(Stored records)
- - -
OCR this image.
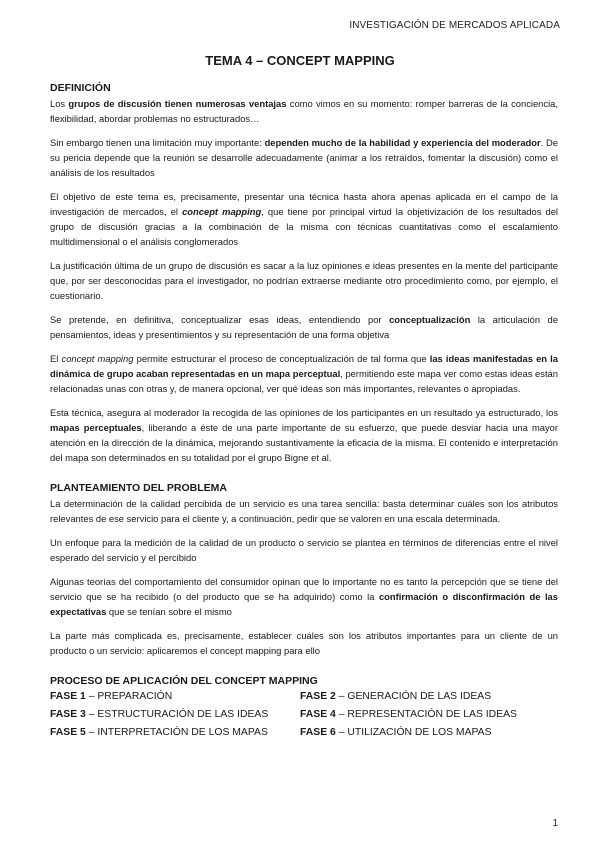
INVESTIGACIÓN DE MERCADOS APLICADA
TEMA 4 – CONCEPT MAPPING
DEFINICIÓN

Los grupos de discusión tienen numerosas ventajas como vimos en su momento: romper barreras de la conciencia, flexibilidad, abordar problemas no estructurados…

Sin embargo tienen una limitación muy importante: dependen mucho de la habilidad y experiencia del moderador. De su pericia depende que la reunión se desarrolle adecuadamente (animar a los retraídos, fomentar la discusión) como el análisis de los resultados

El objetivo de este tema es, precisamente, presentar una técnica hasta ahora apenas aplicada en el campo de la investigación de mercados, el concept mapping, que tiene por principal virtud la objetivización de los resultados del grupo de discusión gracias a la combinación de la misma con técnicas cuantitativas como el escalamiento multidimensional o el análisis conglomerados

La justificación última de un grupo de discusión es sacar a la luz opiniones e ideas presentes en la mente del participante que, por ser desconocidas para el investigador, no podrían extraerse mediante otro procedimiento como, por ejemplo, el cuestionario.

Se pretende, en definitiva, conceptualizar esas ideas, entendiendo por conceptualización la articulación de pensamientos, ideas y presentimientos y su representación de una forma objetiva

El concept mapping permite estructurar el proceso de conceptualización de tal forma que las ideas manifestadas en la dinámica de grupo acaban representadas en un mapa perceptual, permitiendo este mapa ver como estas ideas están relacionadas unas con otras y, de manera opcional, ver qué ideas son más importantes, relevantes o apropiadas.

Esta técnica, asegura al moderador la recogida de las opiniones de los participantes en un resultado ya estructurado, los mapas perceptuales, liberando a éste de una parte importante de su esfuerzo, que puede desviar hacia una mayor atención en la dirección de la dinámica, mejorando sustantivamente la eficacia de la misma. El contenido e interpretación del mapa son determinados en su totalidad por el grupo Bigne et al.

PLANTEAMIENTO DEL PROBLEMA

La determinación de la calidad percibida de un servicio es una tarea sencilla: basta determinar cuáles son los atributos relevantes de ese servicio para el cliente y, a continuación, pedir que se valoren en una escala determinada.

Un enfoque para la medición de la calidad de un producto o servicio se plantea en términos de diferencias entre el nivel esperado del servicio y el percibido

Algunas teorías del comportamiento del consumidor opinan que lo importante no es tanto la percepción que se tiene del servicio que se ha recibido (o del producto que se ha adquirido) como la confirmación o disconfirmación de las expectativas que se tenían sobre el mismo

La parte más complicada es, precisamente, establecer cuáles son los atributos importantes para un cliente de un producto o un servicio: aplicaremos el concept mapping para ello

PROCESO DE APLICACIÓN DEL CONCEPT MAPPING
FASE 1 – PREPARACIÓN	FASE 2 – GENERACIÓN DE LAS IDEAS
FASE 3 – ESTRUCTURACIÓN DE LAS IDEAS	FASE 4 – REPRESENTACIÓN DE LAS IDEAS
FASE 5 – INTERPRETACIÓN DE LOS MAPAS	FASE 6 – UTILIZACIÓN DE LOS MAPAS
1
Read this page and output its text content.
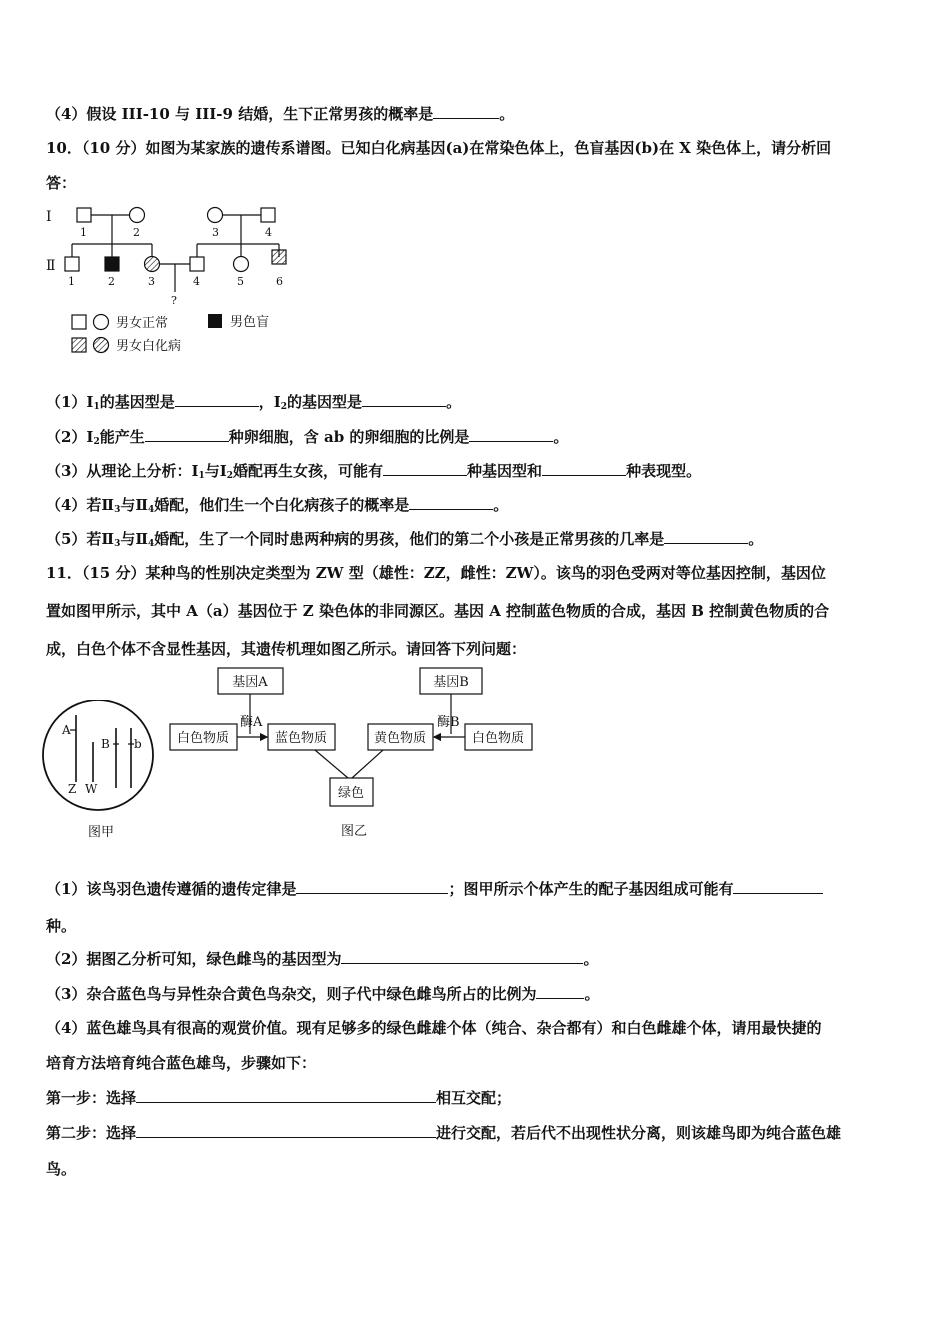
（4）假设 III-10 与 III-9 结婚，生下正常男孩的概率是	。
10．（10 分）如图为某家族的遗传系谱图。已知白化病基因(a)在常染色体上，色盲基因(b)在 X 染色体上，请分析回
答：
Ⅰ
Ⅱ
1	2	3	4
?
1	2	3	4	5	6
男女正常	男色盲
男女白化病
$(1)Ⅰ_1$的基因型是	，$Ⅰ_2$的基因型是	。
$(2)Ⅰ_2$能产生	种卵细胞，含 ab 的卵细胞的比例是	。
（3）从理论上分析：$Ⅰ_1$与$Ⅰ_2$婚配再生女孩，可能有	种基因型和	种表现型。
（4）若$Ⅱ_3$与$Ⅱ_4$婚配，他们生一个白化病孩子的概率是	。
（5）若$Ⅱ_3$与$Ⅱ_4$婚配，生了一个同时患两种病的男孩，他们的第二个小孩是正常男孩的几率是	。
11．（15 分）某种鸟的性别决定类型为 ZW 型（雄性：ZZ，雌性：ZW）。该鸟的羽色受两对等位基因控制，基因位
置如图甲所示，其中 A（a）基因位于 Z 染色体的非同源区。基因 A 控制蓝色物质的合成，基因 B 控制黄色物质的合
成，白色个体不含显性基因，其遗传机理如图乙所示。请回答下列问题：
A
B b
Z W
图甲
基因A	基因B
酶A	酶B
白色物质	蓝色物质	黄色物质	白色物质
绿色
图乙
（1）该鸟羽色遗传遵循的遗传定律是	；图甲所示个体产生的配子基因组成可能有
种。
（2）据图乙分析可知，绿色雌鸟的基因型为	。
（3）杂合蓝色鸟与异性杂合黄色鸟杂交，则子代中绿色雌鸟所占的比例为	。
（4）蓝色雄鸟具有很高的观赏价值。现有足够多的绿色雌雄个体（纯合、杂合都有）和白色雌雄个体，请用最快捷的
培育方法培育纯合蓝色雄鸟，步骤如下：
第一步：选择	相互交配；
第二步：选择	进行交配，若后代不出现性状分离，则该雄鸟即为纯合蓝色雄
鸟。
- - -
Scan the material line by line and report each one that contains "cuáles".

• **Worked solution**
La determinación de la calidad percibida de un servicio es una tarea sencilla: basta determinar cuáles son los atributos relevantes de ese servicio para el cliente y, a continuación, pedir que se valoren en una escala determinada.
La parte más complicada es, precisamente, establecer cuáles son los atributos importantes para un cliente de un producto o un servicio: aplicaremos el concept mapping para ello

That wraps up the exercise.